Entries from a visual dataset:
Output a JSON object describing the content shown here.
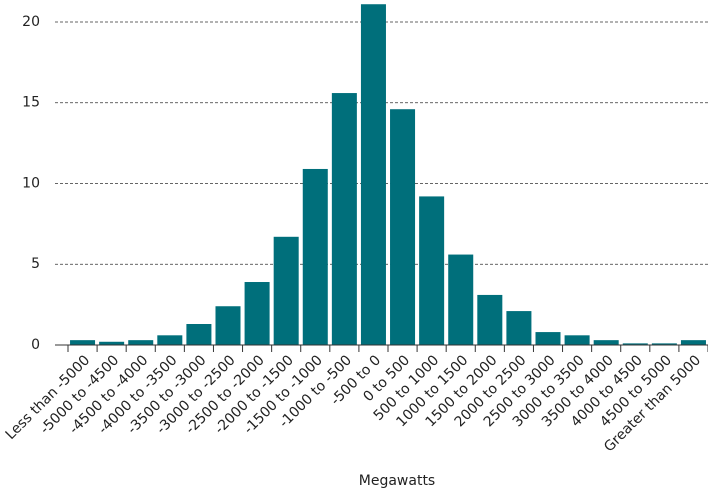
{
  "chart_data": {
    "type": "bar",
    "xlabel": "Megawatts",
    "categories": [
      "Less than -5000",
      "-5000 to -4500",
      "-4500 to -4000",
      "-4000 to -3500",
      "-3500 to -3000",
      "-3000 to -2500",
      "-2500 to -2000",
      "-2000 to -1500",
      "-1500 to -1000",
      "-1000 to -500",
      "-500 to 0",
      "0 to 500",
      "500 to 1000",
      "1000 to 1500",
      "1500 to 2000",
      "2000 to 2500",
      "2500 to 3000",
      "3000 to 3500",
      "3500 to 4000",
      "4000 to 4500",
      "4500 to 5000",
      "Greater than 5000"
    ],
    "values": [
      0.3,
      0.2,
      0.3,
      0.6,
      1.3,
      2.4,
      3.9,
      6.7,
      10.9,
      15.6,
      21.1,
      14.6,
      9.2,
      5.6,
      3.1,
      2.1,
      0.8,
      0.6,
      0.3,
      0.1,
      0.1,
      0.3
    ],
    "color": "#006f7b",
    "ylim": [
      0,
      21.3
    ],
    "yticks": [
      0,
      5,
      10,
      15,
      20
    ],
    "grid": true
  }
}
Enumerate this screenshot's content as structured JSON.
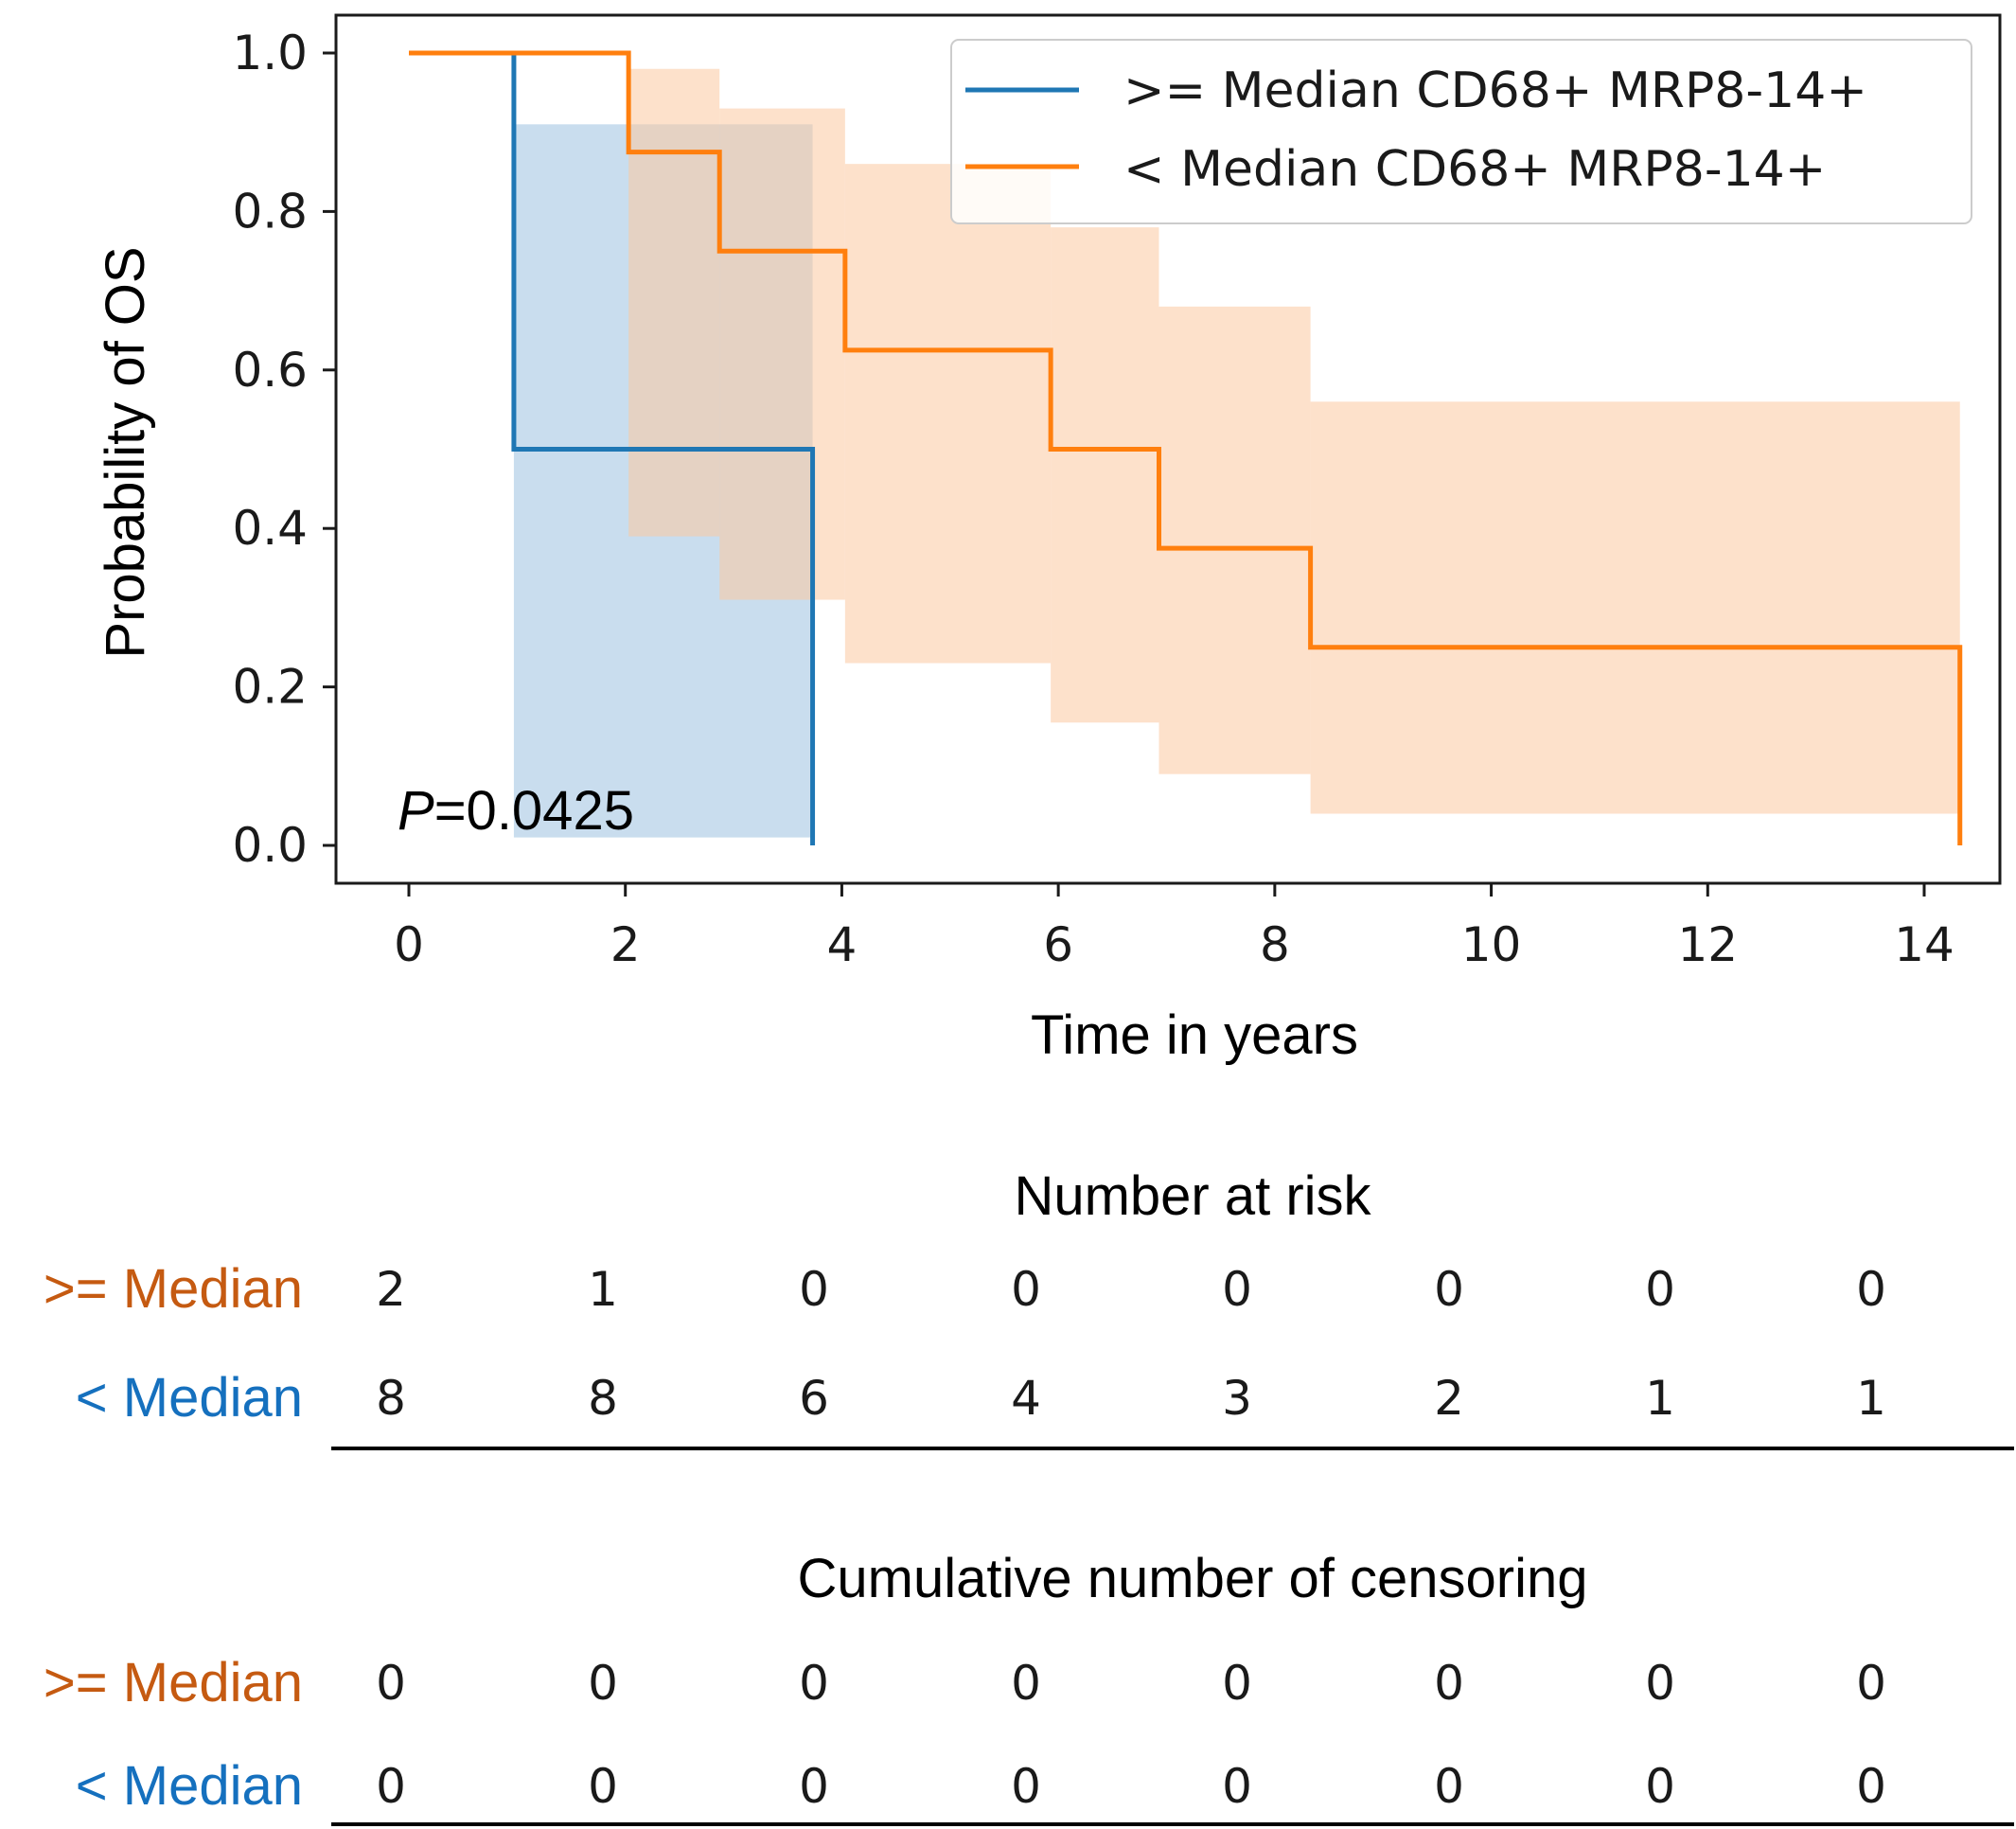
{
  "chart_data": {
    "type": "line",
    "subtype": "kaplan-meier",
    "xlabel": "Time in years",
    "ylabel": "Probability of OS",
    "xlim": [
      -0.7,
      15.0
    ],
    "ylim": [
      -0.05,
      1.05
    ],
    "xticks": [
      0,
      2,
      4,
      6,
      8,
      10,
      12,
      14
    ],
    "yticks": [
      0.0,
      0.2,
      0.4,
      0.6,
      0.8,
      1.0
    ],
    "ytick_labels": [
      "0.0",
      "0.2",
      "0.4",
      "0.6",
      "0.8",
      "1.0"
    ],
    "legend_position": "top-right",
    "annotation": {
      "italic": "P",
      "rest": "=0.0425"
    },
    "series": [
      {
        "name": ">= Median CD68+ MRP8-14+",
        "color": "#1f77b4",
        "fill_color": "#a8c8e4",
        "step_x": [
          0,
          0.97,
          3.73
        ],
        "step_y": [
          1.0,
          0.5,
          0.0
        ],
        "ci": [
          {
            "x0": 0.97,
            "x1": 3.73,
            "lo": 0.01,
            "hi": 0.91
          }
        ]
      },
      {
        "name": "< Median CD68+ MRP8-14+",
        "color": "#ff7f0e",
        "fill_color": "#fcc9a0",
        "step_x": [
          0,
          2.03,
          2.87,
          4.03,
          5.93,
          6.93,
          8.33,
          14.33
        ],
        "step_y": [
          1.0,
          0.875,
          0.75,
          0.625,
          0.5,
          0.375,
          0.25,
          0.0
        ],
        "ci": [
          {
            "x0": 2.03,
            "x1": 2.87,
            "lo": 0.39,
            "hi": 0.98
          },
          {
            "x0": 2.87,
            "x1": 4.03,
            "lo": 0.31,
            "hi": 0.93
          },
          {
            "x0": 4.03,
            "x1": 5.93,
            "lo": 0.23,
            "hi": 0.86
          },
          {
            "x0": 5.93,
            "x1": 6.93,
            "lo": 0.155,
            "hi": 0.78
          },
          {
            "x0": 6.93,
            "x1": 8.33,
            "lo": 0.09,
            "hi": 0.68
          },
          {
            "x0": 8.33,
            "x1": 14.33,
            "lo": 0.04,
            "hi": 0.56
          }
        ]
      }
    ]
  },
  "tables": [
    {
      "title": "Number at risk",
      "rows": [
        {
          "label": ">= Median",
          "color": "#c55a11",
          "values": [
            "2",
            "1",
            "0",
            "0",
            "0",
            "0",
            "0",
            "0"
          ]
        },
        {
          "label": "< Median",
          "color": "#1570be",
          "values": [
            "8",
            "8",
            "6",
            "4",
            "3",
            "2",
            "1",
            "1"
          ]
        }
      ]
    },
    {
      "title": "Cumulative number of censoring",
      "rows": [
        {
          "label": ">= Median",
          "color": "#c55a11",
          "values": [
            "0",
            "0",
            "0",
            "0",
            "0",
            "0",
            "0",
            "0"
          ]
        },
        {
          "label": "< Median",
          "color": "#1570be",
          "values": [
            "0",
            "0",
            "0",
            "0",
            "0",
            "0",
            "0",
            "0"
          ]
        }
      ]
    }
  ]
}
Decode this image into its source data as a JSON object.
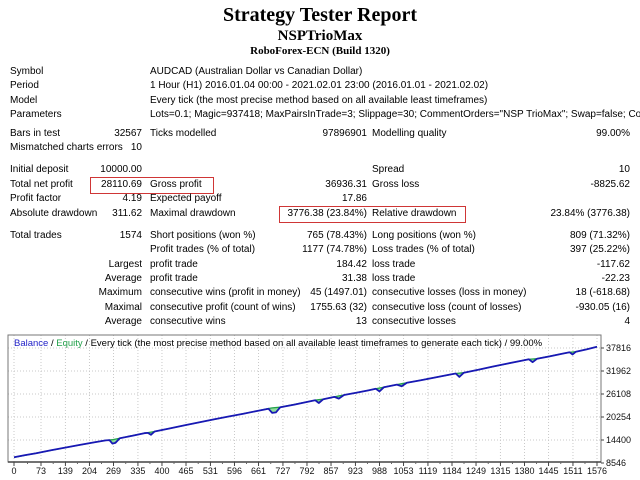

What is being asked: What is the number of lines holding the word "title"? State it alone.

Output for this task: 2